**Excerpt:**
····················

Extra_word_chars is used for two unrelated things

extra_word_chars is used for movement but also for lsp identifier extraction. I think these should be decoupled by introducing extra_word_chars_id, unless there’s a better idea.

The issue is that I change extra_word_chars to suit my movement workflow (underscore is not part of a literal word, but is part of an identifier “word”) but this breaks lsp which no longer correctly detects thing-at-point for definition lookup etc.

Since extra_word_chars for idents depends on the filemode it further conflates this issue of a what word is grammatically (which is fixed) vs as a programming language unit (which varies).

Personally if I want to treat underscore (or any non-whitespace chars) as part of a word there’s <a-w> for just that purpose, so to me the default extra_word_chars value should be empty (well, a dummy value as it can’t be empty for whatever reason).

Thoughts?

1 Like

extra_word_chars is used for “movement by words” (the w, b, and e keys), for word objects in the <a-a> and <a-i> menus, for generating word-based completions (the word=all or word=buffer values in the completers option) and (I think) for detecting if you’ve accepted a completion (by typing a non-word character). It is very much about making Kakoune’s idea of a “word” conform to the “identifier” rules for the language in the current buffer, much like Vim’s iskeyword option.

Perhaps you could make mappings for w, b, e that search forward or backward for a regex like [A-Za-z']+ ? Then they’d skip over other things that aren’t grammatical words, like punctuation, numbers, and mathematical operators.

I do wish extra_word_chars defaulted to _, instead of defaulting to empty and having the special rule “if it’s empty, it behaves as if it were set to an underscore”. That would make writing plugins that respect extra_word_chars much simpler.

EDIT: Oh, there’s already a snippet on the wiki: Selections · mawww/kakoune Wiki · GitHub

The wiki snippet doesn’t behave like the w, b motions sadly, just like a textobject instead. I managed to implement this:

define-command -params 1 with-subword %{
    evaluate-commands %{
        # note: this is an unused char U+FFFFF
        set-option local extra_word_chars '￿'
        execute-keys %val{count} %arg|@|
    }
}

map global normal <c-b> ':with-subword b<ret>'
map global normal <c-B> ':with-subword B<ret>'
map global normal <c-w> ':with-subword w<ret>'
map global normal <c-W> ':with-subword W<ret>'
map global normal <c-e> ':with-subword e<ret>'
map global normal <c-E> ':with-subword E<ret>'

it can account for snake case, kebab case, but not camel/pascal case.

2 Likes

OK so in essence it should’ve been called extra_keyword_chars or extra_symbol_chars. The description doesn’t allude to this either:

extra_word_chars codepoint-list
a list of all additional codepoints that should be considered part of a word, for the purposes of the w, b, and e commands…

Let’s assume we update the description at least, then things are less surprising/confusing. However, it’s inconsistent with <a-w> which only cares about whitespace and ignores all code boundaries and so to me it’s more in the grammar realm. But it’s a minor quirk I guess.

····················

**To be done:**
a) According to the thread, which Vim option is extra_word_chars much like?
b) Update the thread's passage from "I do wish extra_word_chars" up to and including "extra_word_chars much simpler.", writing it out with "plugins" replaced by "scripts".
c) Decide whether each statement agrees with the thread, answering yes or no and quoting the deciding words: (i) The wiki snippet behaves like the w and b motions. (ii) The with-subword command handles camel case. (iii) <a-w> only cares about whitespace.

····················

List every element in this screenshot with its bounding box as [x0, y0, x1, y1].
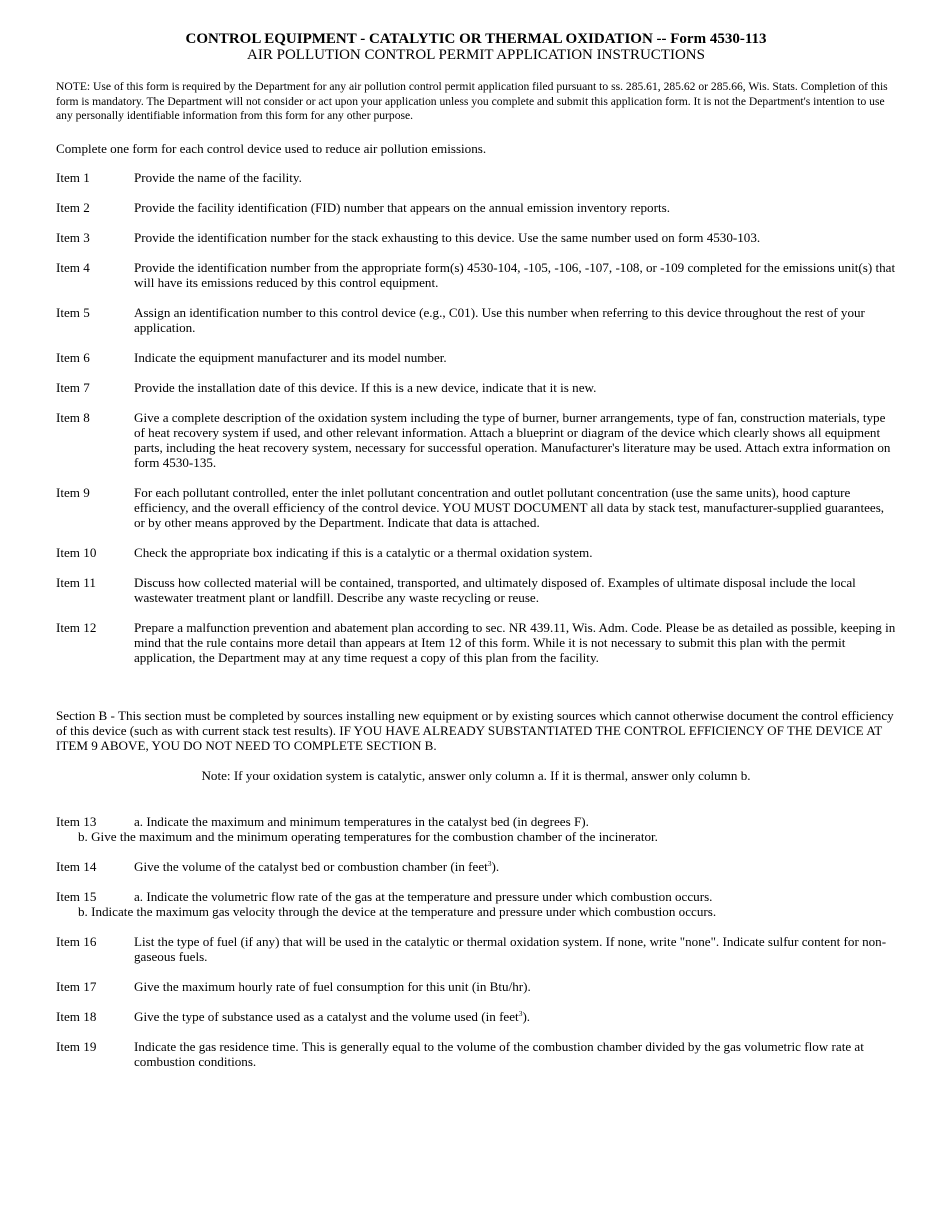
item-text: Provide the facility identification (FID) number that appears on the annual emission inventory reports. — [134, 199, 670, 215]
item-7 — [56, 380, 896, 395]
item-label: Item 10 — [56, 544, 97, 560]
item-text: Provide the identification number from the appropriate form(s) 4530-104, -105, -106, -107, -108, or -109 completed for the emissions unit(s) that will have its emissions reduced by this control equipment. — [134, 259, 896, 290]
privacy-note: NOTE: Use of this form is required by the Department for any air pollution control permit application filed pursuant to ss. 285.61, 285.62 or 285.66, Wis. Stats. Completion of this form is mandatory. The Department will not consider or act upon your application unless you complete and submit this application form. It is not the Department's intention to use any personally identifiable information from this form for any other purpose. — [56, 80, 888, 123]
item-text: Assign an identification number to this control device (e.g., C01). Use this number when referring to this device throughout the rest of your application. — [134, 304, 865, 335]
item-label: Item 7 — [56, 379, 90, 395]
item-text: Discuss how collected material will be contained, transported, and ultimately disposed of. Examples of ultimate disposal include the local wastewater treatment plant or landfill. Describe any waste recycling or reuse. — [134, 574, 856, 605]
item-label: Item 12 — [56, 619, 97, 635]
item-label: Item 3 — [56, 229, 90, 245]
item-text: Provide the name of the facility. — [134, 169, 302, 185]
item-16 — [56, 934, 896, 964]
item-17 — [56, 979, 896, 994]
item-4 — [56, 260, 896, 290]
item-label: Item 6 — [56, 349, 90, 365]
column-note: Note: If your oxidation system is catalytic, answer only column a. If it is thermal, answer only column b. — [201, 767, 751, 783]
item-13 — [56, 814, 896, 844]
item-label: Item 9 — [56, 484, 90, 500]
item-text: Prepare a malfunction prevention and abatement plan according to sec. NR 439.11, Wis. Adm. Code. Please be as detailed as possible, keeping in mind that the rule contains more detail than appears at Item 12 of this form. While it is not necessary to submit this plan with the permit application, the Department may at any time request a copy of this plan from the facility. — [134, 619, 896, 665]
item-text: List the type of fuel (if any) that will be used in the catalytic or thermal oxidation system. If none, write "none". Indicate sulfur content for non-gaseous fuels. — [134, 933, 887, 964]
item-text: Indicate the gas residence time. This is generally equal to the volume of the combustion chamber divided by the gas volumetric flow rate at combustion conditions. — [134, 1038, 864, 1069]
item-text-b: b. Give the maximum and the minimum operating temperatures for the combustion chamber of the incinerator. — [78, 828, 658, 844]
item-text: Indicate the equipment manufacturer and its model number. — [134, 349, 447, 365]
cubic-superscript: 3 — [518, 1008, 523, 1018]
item-6 — [56, 350, 896, 365]
item-12 — [56, 620, 896, 665]
item-label: Item 18 — [56, 1008, 97, 1024]
item-text-tail: ). — [522, 1008, 531, 1024]
item-label: Item 4 — [56, 259, 90, 275]
intro-text: Complete one form for each control device used to reduce air pollution emissions. — [56, 140, 487, 156]
item-label: Item 14 — [56, 858, 97, 874]
item-10 — [56, 545, 896, 560]
item-text: Give the maximum hourly rate of fuel consumption for this unit (in Btu/hr). — [134, 978, 531, 994]
item-text: Give a complete description of the oxidation system including the type of burner, burner arrangements, type of fan, construction materials, type of heat recovery system if used, and other relevant information. Attach a blueprint or diagram of the device which clearly shows all equipment parts, including the heat recovery system, necessary for successful operation. Manufacturer's literature may be used. Attach extra information on form 4530-135. — [134, 409, 891, 470]
item-text-main: Give the type of substance used as a catalyst and the volume used (in feet — [134, 1008, 519, 1024]
item-18 — [56, 1009, 896, 1024]
item-label: Item 11 — [56, 574, 96, 590]
form-subtitle: AIR POLLUTION CONTROL PERMIT APPLICATION INSTRUCTIONS — [247, 47, 705, 63]
section-b-items — [56, 814, 896, 1069]
section-a-items — [56, 170, 896, 665]
item-11 — [56, 575, 896, 605]
section-b-intro: Section B - This section must be completed by sources installing new equipment or by existing sources which cannot otherwise document the control efficiency of this device (such as with current stack test results). IF YOU HAVE ALREADY SUBSTANTIATED THE CONTROL EFFICIENCY OF THE DEVICE AT ITEM 9 ABOVE, YOU DO NOT NEED TO COMPLETE SECTION B. — [56, 707, 894, 753]
instructions-page — [56, 31, 896, 1069]
cubic-superscript: 3 — [487, 858, 492, 868]
item-label: Item 13 — [56, 813, 97, 829]
item-label: Item 8 — [56, 409, 90, 425]
item-label: Item 5 — [56, 304, 90, 320]
item-8 — [56, 410, 896, 470]
item-label: Item 2 — [56, 199, 90, 215]
item-2 — [56, 200, 896, 215]
item-15 — [56, 889, 896, 919]
item-label: Item 16 — [56, 933, 97, 949]
item-text: Check the appropriate box indicating if this is a catalytic or a thermal oxidation system. — [134, 544, 593, 560]
item-9 — [56, 485, 896, 530]
item-19 — [56, 1039, 896, 1069]
item-text-tail: ). — [491, 858, 500, 874]
item-text: Provide the identification number for the stack exhausting to this device. Use the same number used on form 4530-103. — [134, 229, 761, 245]
item-text-main: Give the volume of the catalyst bed or combustion chamber (in feet — [134, 858, 488, 874]
item-label: Item 15 — [56, 888, 97, 904]
item-label: Item 17 — [56, 978, 97, 994]
item-label: Item 1 — [56, 169, 90, 185]
item-text — [134, 1009, 896, 1024]
item-text: For each pollutant controlled, enter the inlet pollutant concentration and outlet pollutant concentration (use the same units), hood capture efficiency, and the overall efficiency of the control device. YOU MUST DOCUMENT all data by stack test, manufacturer-supplied guarantees, or by other means approved by the Department. Indicate that data is attached. — [134, 484, 885, 530]
item-text-a: a. Indicate the volumetric flow rate of the gas at the temperature and pressure under which combustion occurs. — [134, 888, 713, 904]
item-text-a: a. Indicate the maximum and minimum temperatures in the catalyst bed (in degrees F). — [134, 813, 589, 829]
item-14 — [56, 859, 896, 874]
item-text-b: b. Indicate the maximum gas velocity through the device at the temperature and pressure under which combustion occurs. — [78, 903, 717, 919]
item-1 — [56, 170, 896, 185]
item-3 — [56, 230, 896, 245]
item-text: Provide the installation date of this device. If this is a new device, indicate that it is new. — [134, 379, 597, 395]
item-5 — [56, 305, 896, 335]
form-title: CONTROL EQUIPMENT - CATALYTIC OR THERMAL OXIDATION -- Form 4530-113 — [185, 31, 767, 47]
item-label: Item 19 — [56, 1038, 97, 1054]
item-text — [134, 859, 896, 874]
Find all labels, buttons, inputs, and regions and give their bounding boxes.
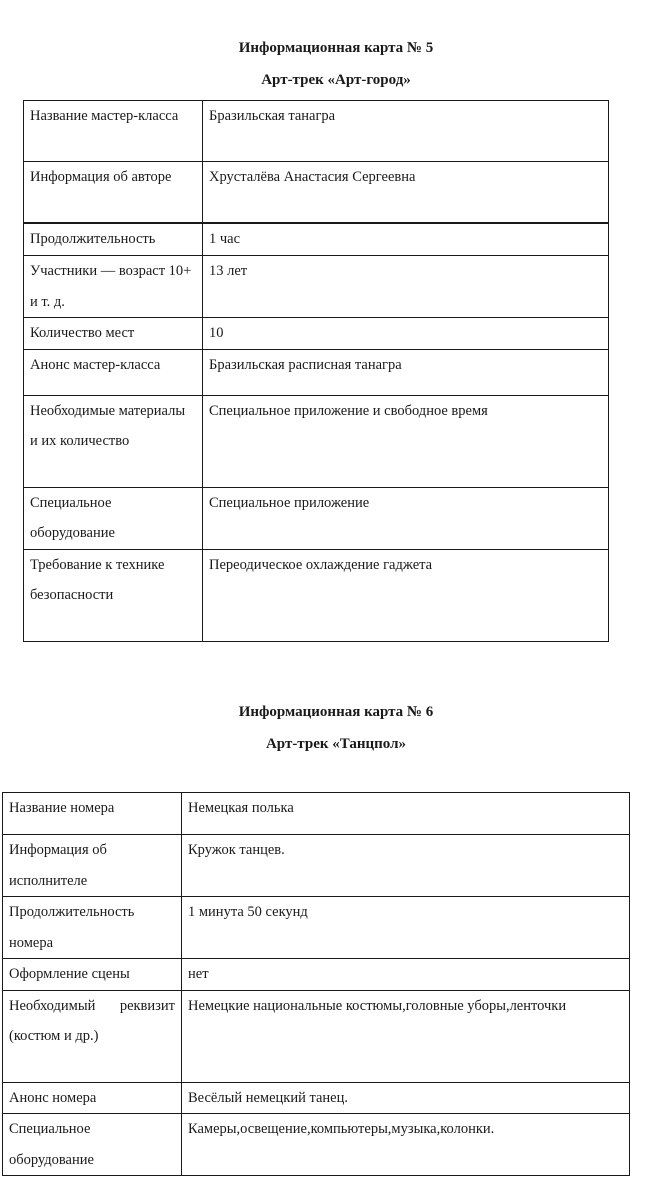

····················

**The answers:**
a) Vim's iskeyword option.

b)
I do wish extra_word_chars defaulted to _, instead of defaulting to empty and having the special rule “if it’s empty, it behaves as if it were set to an underscore”. That would make writing scripts that respect extra_word_chars much simpler.

c)
(i) No: "The wiki snippet doesn’t behave like the w, b motions sadly"
(ii) No: "it can account for snake case, kebab case, but not camel/pascal case."
(iii) Yes: "<a-w> which only cares about whitespace"